▽

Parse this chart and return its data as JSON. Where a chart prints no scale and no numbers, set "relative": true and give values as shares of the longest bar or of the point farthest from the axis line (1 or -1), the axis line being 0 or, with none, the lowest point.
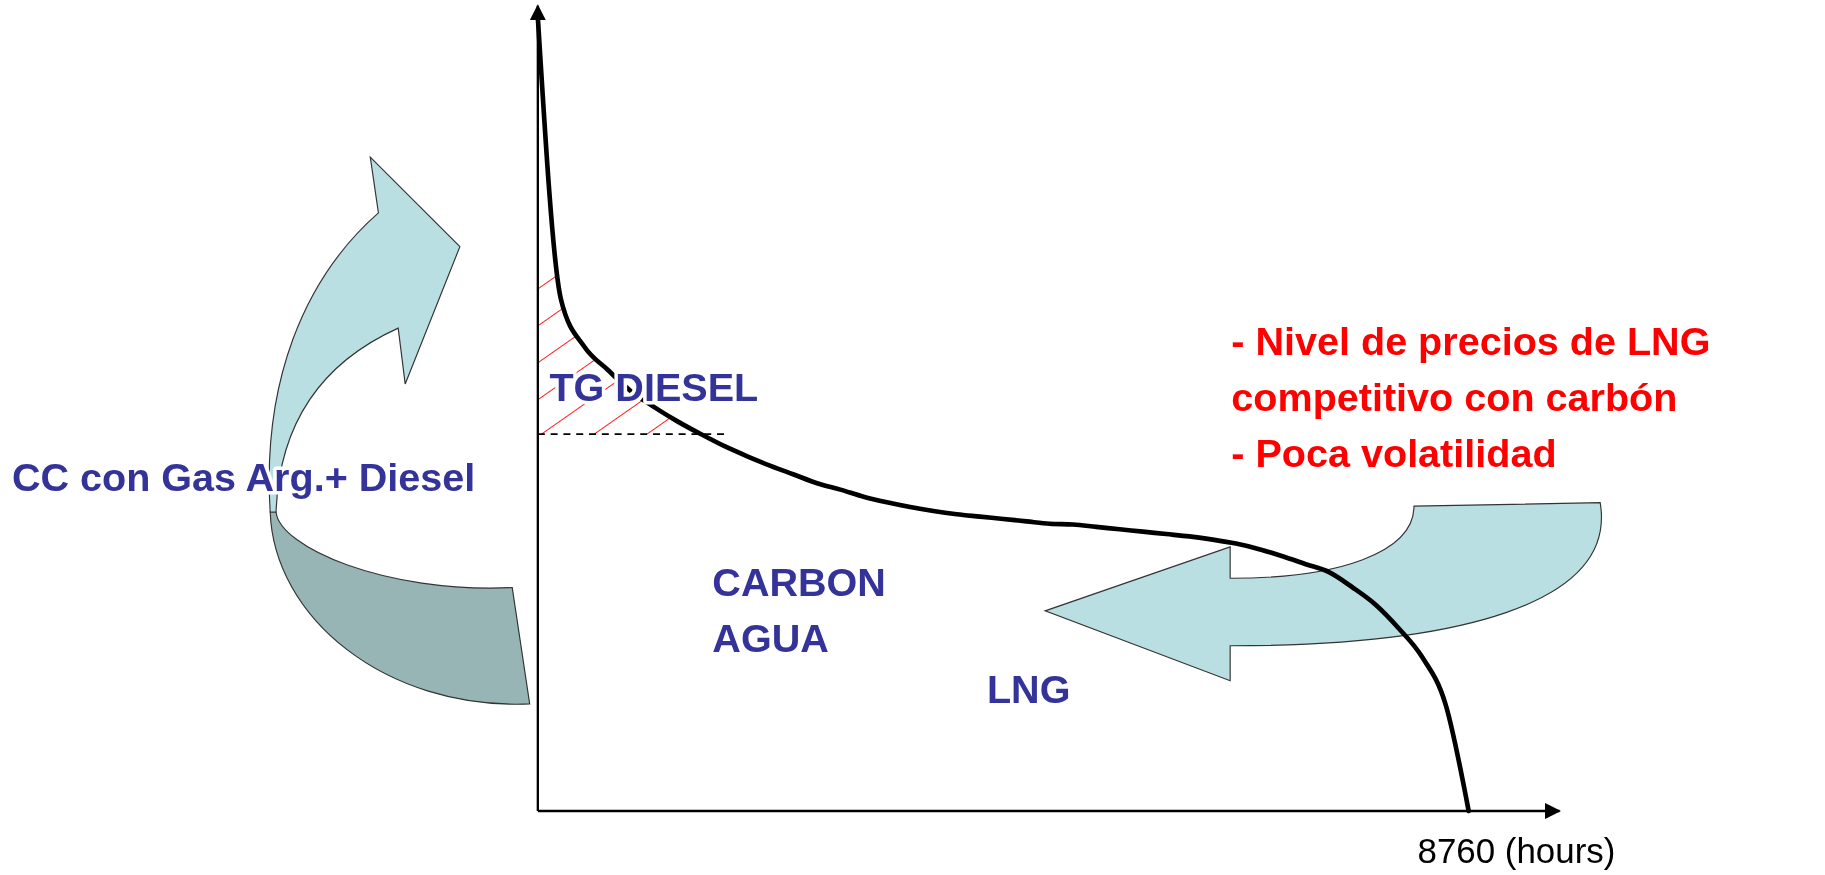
{
  "chart_data": {
    "type": "line",
    "relative": true,
    "categories": [
      null,
      null,
      null,
      null,
      null,
      null,
      null,
      null,
      null,
      null,
      null,
      null,
      null,
      null,
      null,
      null,
      null,
      null,
      null,
      null,
      null,
      null,
      null,
      null,
      null,
      null,
      null,
      null,
      null,
      null,
      null,
      null,
      null,
      null,
      null,
      null,
      null,
      null,
      null,
      null,
      null
    ],
    "series": [
      {
        "color": "#000000",
        "values": [
          1.0,
          0.644,
          0.585,
          0.556,
          0.529,
          0.509,
          0.491,
          0.475,
          0.46,
          0.447,
          0.435,
          0.424,
          0.413,
          0.405,
          0.396,
          0.389,
          0.383,
          0.378,
          0.374,
          0.371,
          0.368,
          0.365,
          0.362,
          0.361,
          0.358,
          0.355,
          0.352,
          0.349,
          0.346,
          0.342,
          0.337,
          0.33,
          0.321,
          0.311,
          0.301,
          0.282,
          0.26,
          0.23,
          0.194,
          0.135,
          0
        ]
      }
    ],
    "marker": "none",
    "line_style": "solid",
    "ref_lines": [
      {
        "axis": "y",
        "value": 0.475,
        "color": "#000000",
        "line_style": "dashed"
      }
    ],
    "bands": [
      {
        "axis": "y",
        "from": 0.475,
        "to": 0.68,
        "color": "#ff0000"
      }
    ],
    "annotations": [
      "TG DIESEL",
      "CARBON\nAGUA",
      "LNG",
      "CC con Gas Arg.+ Diesel",
      "- Nivel de precios de LNG\ncompetitivo con carbón\n- Poca volatilidad",
      "8760 (hours)"
    ]
  }
}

△

* _Written request_
Your task is to set down the records shown above exactly, minus any pictures.

* _Final result_
Parse this chart and return its data as JSON. Where a chart prints no scale and no numbers, set "relative": true and give values as shares of the longest bar or of the point farthest from the axis line (1 or -1), the axis line being 0 or, with none, the lowest point.
{
  "chart_data": {
    "type": "line",
    "relative": true,
    "categories": [
      null,
      null,
      null,
      null,
      null,
      null,
      null,
      null,
      null,
      null,
      null,
      null,
      null,
      null,
      null,
      null,
      null,
      null,
      null,
      null,
      null,
      null,
      null,
      null,
      null,
      null,
      null,
      null,
      null,
      null,
      null,
      null,
      null,
      null,
      null,
      null,
      null,
      null,
      null,
      null,
      null
    ],
    "series": [
      {
        "color": "#000000",
        "values": [
          1.0,
          0.644,
          0.585,
          0.556,
          0.529,
          0.509,
          0.491,
          0.475,
          0.46,
          0.447,
          0.435,
          0.424,
          0.413,
          0.405,
          0.396,
          0.389,
          0.383,
          0.378,
          0.374,
          0.371,
          0.368,
          0.365,
          0.362,
          0.361,
          0.358,
          0.355,
          0.352,
          0.349,
          0.346,
          0.342,
          0.337,
          0.33,
          0.321,
          0.311,
          0.301,
          0.282,
          0.26,
          0.23,
          0.194,
          0.135,
          0
        ]
      }
    ],
    "marker": "none",
    "line_style": "solid",
    "ref_lines": [
      {
        "axis": "y",
        "value": 0.475,
        "color": "#000000",
        "line_style": "dashed"
      }
    ],
    "bands": [
      {
        "axis": "y",
        "from": 0.475,
        "to": 0.68,
        "color": "#ff0000"
      }
    ],
    "annotations": [
      "TG DIESEL",
      "CARBON\nAGUA",
      "LNG",
      "CC con Gas Arg.+ Diesel",
      "- Nivel de precios de LNG\ncompetitivo con carbón\n- Poca volatilidad",
      "8760 (hours)"
    ]
  }
}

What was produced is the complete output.